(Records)
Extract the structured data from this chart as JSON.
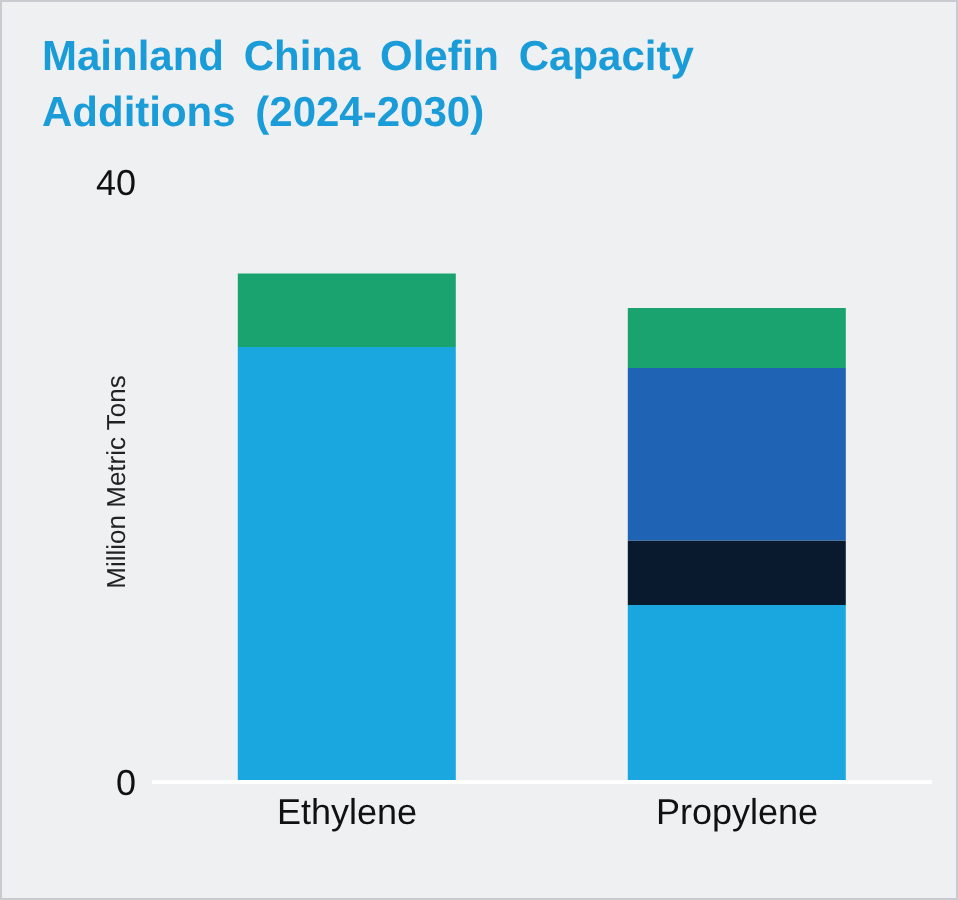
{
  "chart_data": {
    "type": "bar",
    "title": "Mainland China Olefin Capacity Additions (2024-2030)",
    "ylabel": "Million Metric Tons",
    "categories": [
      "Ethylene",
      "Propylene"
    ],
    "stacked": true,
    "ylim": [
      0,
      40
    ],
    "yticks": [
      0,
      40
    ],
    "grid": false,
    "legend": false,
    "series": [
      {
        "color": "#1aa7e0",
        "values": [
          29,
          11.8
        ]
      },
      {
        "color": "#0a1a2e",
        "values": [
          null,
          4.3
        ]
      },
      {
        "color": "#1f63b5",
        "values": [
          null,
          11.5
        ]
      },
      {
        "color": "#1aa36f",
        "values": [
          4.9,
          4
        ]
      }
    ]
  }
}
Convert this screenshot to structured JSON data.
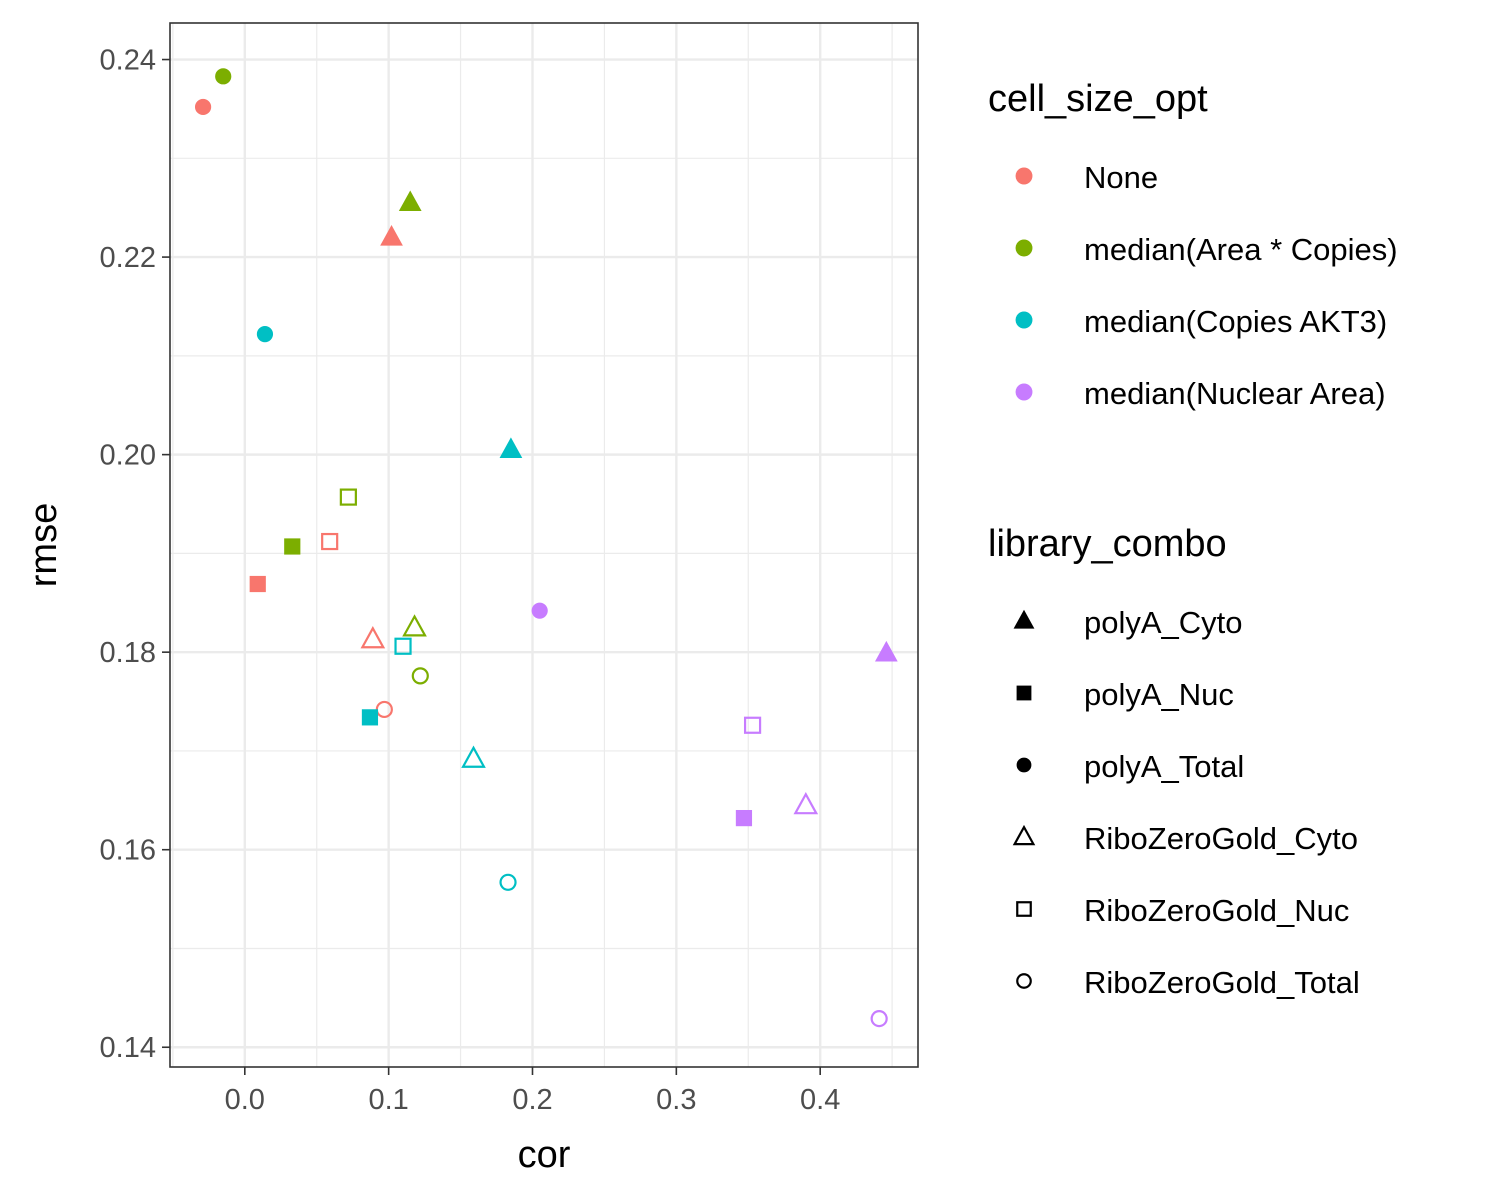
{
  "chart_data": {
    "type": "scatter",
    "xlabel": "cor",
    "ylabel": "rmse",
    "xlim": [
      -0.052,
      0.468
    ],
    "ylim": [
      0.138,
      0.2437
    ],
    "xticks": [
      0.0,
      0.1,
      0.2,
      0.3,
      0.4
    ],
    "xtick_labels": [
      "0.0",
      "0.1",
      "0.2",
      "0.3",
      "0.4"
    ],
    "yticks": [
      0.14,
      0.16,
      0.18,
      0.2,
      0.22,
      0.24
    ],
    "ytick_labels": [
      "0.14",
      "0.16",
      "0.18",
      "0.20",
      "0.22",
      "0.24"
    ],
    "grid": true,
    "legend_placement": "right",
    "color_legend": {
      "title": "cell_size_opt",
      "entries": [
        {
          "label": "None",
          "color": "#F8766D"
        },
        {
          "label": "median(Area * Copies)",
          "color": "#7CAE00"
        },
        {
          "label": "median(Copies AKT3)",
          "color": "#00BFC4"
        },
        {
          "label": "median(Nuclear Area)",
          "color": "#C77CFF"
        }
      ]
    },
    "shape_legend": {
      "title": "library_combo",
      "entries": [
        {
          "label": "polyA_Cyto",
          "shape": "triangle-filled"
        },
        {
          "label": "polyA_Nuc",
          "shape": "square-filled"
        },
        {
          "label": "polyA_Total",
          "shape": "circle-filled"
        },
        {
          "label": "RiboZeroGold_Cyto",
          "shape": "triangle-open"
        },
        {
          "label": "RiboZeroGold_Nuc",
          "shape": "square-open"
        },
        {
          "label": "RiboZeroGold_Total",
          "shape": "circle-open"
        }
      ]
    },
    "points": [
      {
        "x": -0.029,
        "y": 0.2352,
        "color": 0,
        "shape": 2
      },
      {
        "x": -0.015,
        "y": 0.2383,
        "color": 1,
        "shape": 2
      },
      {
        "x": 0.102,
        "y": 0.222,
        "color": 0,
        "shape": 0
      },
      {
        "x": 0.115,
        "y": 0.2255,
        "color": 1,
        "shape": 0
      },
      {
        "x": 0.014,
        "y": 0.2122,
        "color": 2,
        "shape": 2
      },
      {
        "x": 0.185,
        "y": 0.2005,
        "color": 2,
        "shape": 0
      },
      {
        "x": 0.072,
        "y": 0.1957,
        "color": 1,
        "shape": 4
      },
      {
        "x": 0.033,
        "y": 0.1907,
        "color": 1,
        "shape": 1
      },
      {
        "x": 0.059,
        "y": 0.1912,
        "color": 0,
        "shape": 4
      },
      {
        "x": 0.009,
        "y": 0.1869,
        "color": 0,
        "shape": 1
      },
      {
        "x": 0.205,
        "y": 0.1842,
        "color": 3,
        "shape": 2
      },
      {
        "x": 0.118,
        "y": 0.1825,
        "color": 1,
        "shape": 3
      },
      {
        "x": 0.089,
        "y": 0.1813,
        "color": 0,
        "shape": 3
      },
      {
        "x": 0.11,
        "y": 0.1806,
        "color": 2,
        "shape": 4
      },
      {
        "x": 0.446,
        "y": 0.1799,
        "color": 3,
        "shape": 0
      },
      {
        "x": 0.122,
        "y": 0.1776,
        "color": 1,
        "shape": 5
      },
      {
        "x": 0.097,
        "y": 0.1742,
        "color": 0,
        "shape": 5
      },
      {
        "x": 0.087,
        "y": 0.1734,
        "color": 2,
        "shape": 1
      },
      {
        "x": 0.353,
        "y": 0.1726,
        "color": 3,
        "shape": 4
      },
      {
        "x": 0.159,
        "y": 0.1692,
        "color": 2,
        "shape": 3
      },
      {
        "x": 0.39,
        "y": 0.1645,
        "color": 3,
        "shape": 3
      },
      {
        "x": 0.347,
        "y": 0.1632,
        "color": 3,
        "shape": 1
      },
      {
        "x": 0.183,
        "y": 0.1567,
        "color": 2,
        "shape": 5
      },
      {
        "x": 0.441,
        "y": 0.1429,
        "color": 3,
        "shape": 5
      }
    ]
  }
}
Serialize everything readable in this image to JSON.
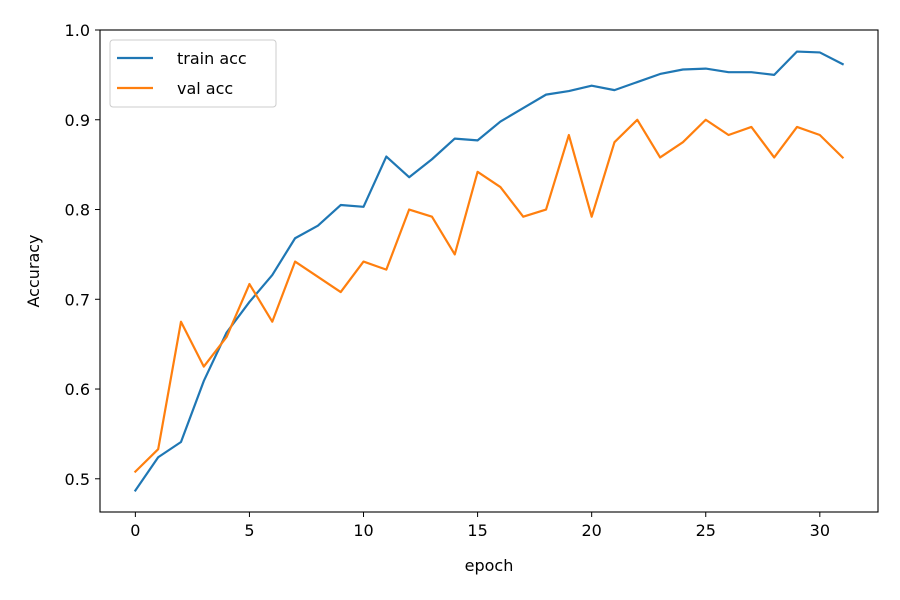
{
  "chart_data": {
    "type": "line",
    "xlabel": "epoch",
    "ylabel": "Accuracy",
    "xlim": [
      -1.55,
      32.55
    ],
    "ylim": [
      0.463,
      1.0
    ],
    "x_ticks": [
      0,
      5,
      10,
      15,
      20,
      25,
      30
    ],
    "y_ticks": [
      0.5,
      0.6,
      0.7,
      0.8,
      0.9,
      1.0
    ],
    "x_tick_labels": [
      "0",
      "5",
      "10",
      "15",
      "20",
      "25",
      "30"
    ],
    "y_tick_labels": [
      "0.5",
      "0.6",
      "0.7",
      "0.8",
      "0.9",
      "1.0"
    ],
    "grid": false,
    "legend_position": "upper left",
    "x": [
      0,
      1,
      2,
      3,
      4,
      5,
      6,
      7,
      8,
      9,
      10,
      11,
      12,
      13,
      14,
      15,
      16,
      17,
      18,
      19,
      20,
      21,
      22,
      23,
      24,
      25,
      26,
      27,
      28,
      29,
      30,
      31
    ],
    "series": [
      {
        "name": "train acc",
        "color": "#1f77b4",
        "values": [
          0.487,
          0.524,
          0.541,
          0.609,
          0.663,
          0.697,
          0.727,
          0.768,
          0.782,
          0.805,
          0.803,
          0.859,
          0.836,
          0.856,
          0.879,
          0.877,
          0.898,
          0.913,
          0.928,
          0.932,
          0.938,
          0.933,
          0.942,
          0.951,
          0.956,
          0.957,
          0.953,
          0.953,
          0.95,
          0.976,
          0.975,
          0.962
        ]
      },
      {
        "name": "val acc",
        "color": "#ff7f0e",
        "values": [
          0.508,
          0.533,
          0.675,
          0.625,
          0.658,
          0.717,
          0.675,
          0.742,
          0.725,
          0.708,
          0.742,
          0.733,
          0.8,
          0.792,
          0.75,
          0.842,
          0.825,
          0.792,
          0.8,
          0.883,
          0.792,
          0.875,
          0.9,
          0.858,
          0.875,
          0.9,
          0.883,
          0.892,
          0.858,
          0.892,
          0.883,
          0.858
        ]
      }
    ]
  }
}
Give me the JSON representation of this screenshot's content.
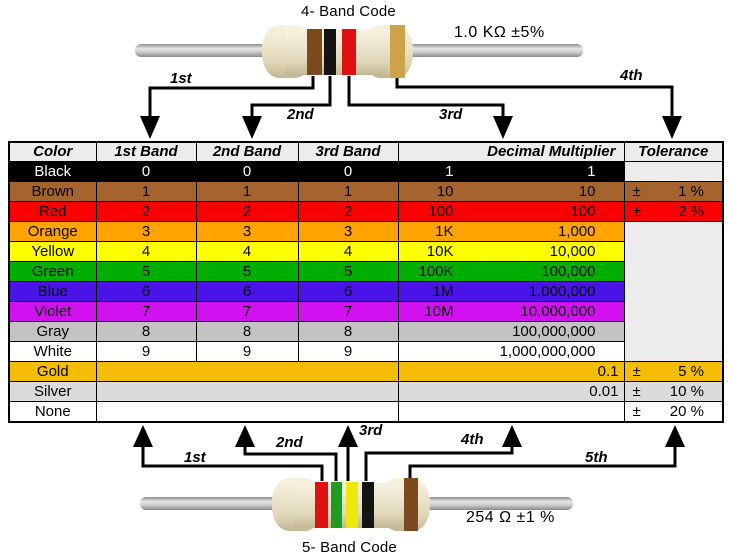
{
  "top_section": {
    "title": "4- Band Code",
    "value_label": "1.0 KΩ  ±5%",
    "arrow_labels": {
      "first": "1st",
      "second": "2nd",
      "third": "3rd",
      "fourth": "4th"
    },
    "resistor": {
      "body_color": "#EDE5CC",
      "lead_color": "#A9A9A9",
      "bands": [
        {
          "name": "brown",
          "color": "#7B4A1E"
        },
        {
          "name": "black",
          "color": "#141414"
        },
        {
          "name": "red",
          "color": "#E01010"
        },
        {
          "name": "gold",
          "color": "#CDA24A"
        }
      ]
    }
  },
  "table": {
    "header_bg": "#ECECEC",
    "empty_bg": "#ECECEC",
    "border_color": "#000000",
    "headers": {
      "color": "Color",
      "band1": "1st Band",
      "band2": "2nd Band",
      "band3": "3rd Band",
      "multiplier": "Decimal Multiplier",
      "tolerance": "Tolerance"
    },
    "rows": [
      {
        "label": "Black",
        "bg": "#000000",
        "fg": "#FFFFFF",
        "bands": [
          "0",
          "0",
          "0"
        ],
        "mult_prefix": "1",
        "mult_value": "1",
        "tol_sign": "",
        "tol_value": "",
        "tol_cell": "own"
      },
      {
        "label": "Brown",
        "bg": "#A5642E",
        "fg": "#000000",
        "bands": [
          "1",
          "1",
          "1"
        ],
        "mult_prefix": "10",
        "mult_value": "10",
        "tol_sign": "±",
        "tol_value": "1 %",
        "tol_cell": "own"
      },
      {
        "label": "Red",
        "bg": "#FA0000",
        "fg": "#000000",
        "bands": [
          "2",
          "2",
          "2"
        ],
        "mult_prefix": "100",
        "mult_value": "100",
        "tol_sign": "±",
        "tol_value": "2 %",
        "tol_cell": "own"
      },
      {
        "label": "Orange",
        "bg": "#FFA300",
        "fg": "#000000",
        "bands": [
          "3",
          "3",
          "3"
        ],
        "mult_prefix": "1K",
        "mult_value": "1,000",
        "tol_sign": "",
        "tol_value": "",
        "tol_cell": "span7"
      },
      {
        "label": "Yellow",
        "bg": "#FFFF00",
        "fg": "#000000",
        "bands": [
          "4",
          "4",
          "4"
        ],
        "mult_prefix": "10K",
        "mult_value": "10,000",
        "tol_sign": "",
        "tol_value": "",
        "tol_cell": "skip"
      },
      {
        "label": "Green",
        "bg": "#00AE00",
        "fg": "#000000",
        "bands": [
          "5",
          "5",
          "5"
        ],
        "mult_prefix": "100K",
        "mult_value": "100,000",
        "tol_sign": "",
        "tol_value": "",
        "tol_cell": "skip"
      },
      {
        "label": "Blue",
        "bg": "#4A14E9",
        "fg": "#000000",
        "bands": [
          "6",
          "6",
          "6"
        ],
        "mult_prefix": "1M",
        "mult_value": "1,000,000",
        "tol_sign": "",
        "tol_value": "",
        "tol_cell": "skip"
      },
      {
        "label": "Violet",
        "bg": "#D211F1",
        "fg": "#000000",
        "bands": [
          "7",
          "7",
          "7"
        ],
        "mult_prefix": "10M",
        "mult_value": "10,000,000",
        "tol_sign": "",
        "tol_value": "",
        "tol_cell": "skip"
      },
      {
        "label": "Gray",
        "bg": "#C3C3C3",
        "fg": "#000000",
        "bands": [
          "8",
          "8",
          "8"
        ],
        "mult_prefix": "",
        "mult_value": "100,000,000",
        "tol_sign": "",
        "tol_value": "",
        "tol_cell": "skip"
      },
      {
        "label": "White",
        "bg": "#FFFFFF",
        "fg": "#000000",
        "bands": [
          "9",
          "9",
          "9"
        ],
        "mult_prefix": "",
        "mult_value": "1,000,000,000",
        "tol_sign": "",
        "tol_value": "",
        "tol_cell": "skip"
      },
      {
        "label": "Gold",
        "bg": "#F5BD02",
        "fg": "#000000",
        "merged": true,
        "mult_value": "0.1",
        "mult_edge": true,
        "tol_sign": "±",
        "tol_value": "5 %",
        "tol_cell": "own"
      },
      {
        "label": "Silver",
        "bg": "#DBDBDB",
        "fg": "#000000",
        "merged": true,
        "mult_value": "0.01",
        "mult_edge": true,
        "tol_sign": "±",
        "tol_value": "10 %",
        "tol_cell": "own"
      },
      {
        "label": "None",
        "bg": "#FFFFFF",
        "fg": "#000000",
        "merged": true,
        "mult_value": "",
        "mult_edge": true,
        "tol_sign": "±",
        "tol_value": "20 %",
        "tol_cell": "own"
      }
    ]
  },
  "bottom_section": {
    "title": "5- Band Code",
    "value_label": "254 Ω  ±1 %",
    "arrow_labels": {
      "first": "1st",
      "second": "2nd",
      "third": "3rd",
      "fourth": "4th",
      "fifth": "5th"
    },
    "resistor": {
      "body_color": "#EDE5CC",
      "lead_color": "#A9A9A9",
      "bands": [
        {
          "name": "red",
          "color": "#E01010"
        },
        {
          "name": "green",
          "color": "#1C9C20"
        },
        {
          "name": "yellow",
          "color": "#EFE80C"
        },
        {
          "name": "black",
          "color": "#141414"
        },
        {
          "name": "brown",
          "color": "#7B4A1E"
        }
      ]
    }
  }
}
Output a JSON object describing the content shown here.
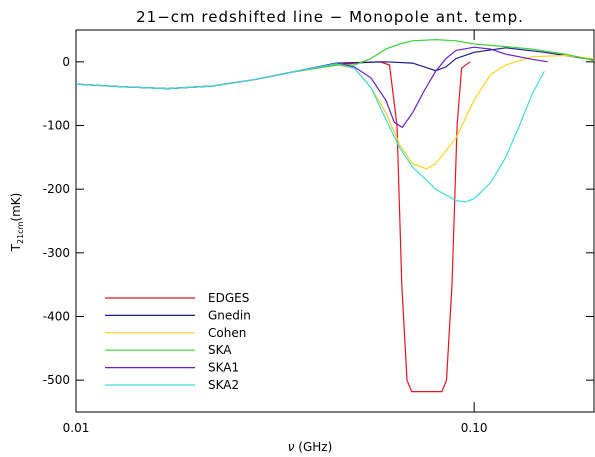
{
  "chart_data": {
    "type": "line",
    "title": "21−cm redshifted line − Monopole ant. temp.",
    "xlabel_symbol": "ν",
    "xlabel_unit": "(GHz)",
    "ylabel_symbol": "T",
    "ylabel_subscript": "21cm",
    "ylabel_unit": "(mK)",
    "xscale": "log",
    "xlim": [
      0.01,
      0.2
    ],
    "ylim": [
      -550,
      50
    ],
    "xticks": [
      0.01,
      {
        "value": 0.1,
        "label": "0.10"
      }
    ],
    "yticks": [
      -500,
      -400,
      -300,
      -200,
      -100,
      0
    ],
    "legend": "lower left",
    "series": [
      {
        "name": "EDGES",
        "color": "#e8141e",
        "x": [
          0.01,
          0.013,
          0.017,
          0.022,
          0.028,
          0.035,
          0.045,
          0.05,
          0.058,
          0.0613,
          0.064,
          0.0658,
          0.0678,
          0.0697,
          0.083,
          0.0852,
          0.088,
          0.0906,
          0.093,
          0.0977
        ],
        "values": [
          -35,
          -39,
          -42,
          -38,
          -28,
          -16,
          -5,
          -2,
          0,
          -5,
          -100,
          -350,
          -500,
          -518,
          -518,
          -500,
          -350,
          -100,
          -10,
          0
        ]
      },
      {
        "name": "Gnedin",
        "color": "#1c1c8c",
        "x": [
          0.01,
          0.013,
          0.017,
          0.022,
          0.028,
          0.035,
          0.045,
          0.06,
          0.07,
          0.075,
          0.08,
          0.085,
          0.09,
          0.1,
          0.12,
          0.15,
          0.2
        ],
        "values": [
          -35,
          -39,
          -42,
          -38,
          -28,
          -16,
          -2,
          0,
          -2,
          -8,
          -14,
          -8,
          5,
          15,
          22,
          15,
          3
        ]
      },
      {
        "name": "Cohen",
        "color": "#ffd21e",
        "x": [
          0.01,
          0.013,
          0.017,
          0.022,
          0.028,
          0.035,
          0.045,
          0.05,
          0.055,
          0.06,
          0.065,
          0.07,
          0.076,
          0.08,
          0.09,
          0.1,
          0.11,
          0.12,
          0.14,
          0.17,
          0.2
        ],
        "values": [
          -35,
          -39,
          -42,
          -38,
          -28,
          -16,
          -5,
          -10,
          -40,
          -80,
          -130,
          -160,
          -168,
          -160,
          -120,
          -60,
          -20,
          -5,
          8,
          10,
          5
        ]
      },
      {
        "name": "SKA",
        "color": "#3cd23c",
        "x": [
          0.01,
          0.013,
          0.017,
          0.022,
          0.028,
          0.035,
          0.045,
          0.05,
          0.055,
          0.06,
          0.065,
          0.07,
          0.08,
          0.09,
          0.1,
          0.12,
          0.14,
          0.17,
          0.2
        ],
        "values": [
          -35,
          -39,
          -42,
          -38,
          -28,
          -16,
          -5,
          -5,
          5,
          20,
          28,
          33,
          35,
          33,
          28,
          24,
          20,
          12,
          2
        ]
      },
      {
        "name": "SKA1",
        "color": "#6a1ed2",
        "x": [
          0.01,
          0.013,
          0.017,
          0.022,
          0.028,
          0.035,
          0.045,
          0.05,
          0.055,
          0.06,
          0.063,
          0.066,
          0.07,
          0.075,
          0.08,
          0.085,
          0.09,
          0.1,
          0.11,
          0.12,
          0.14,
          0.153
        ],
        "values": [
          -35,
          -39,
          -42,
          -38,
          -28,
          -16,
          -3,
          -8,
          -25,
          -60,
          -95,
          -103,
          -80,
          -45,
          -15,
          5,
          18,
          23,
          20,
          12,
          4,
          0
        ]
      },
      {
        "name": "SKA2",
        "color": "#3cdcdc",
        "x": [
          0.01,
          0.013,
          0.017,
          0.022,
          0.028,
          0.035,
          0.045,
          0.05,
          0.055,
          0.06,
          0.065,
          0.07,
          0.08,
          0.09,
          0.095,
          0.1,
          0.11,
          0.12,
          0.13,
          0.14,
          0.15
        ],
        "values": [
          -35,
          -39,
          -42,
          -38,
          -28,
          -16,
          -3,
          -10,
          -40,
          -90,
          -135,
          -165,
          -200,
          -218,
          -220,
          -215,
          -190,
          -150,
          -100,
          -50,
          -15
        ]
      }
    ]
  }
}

_Instructions for the task_
Select, from the listing, all lines that include the word "filled".

_Task response_
          "shape": "triangle-filled"
          "shape": "square-filled"
          "shape": "circle-filled"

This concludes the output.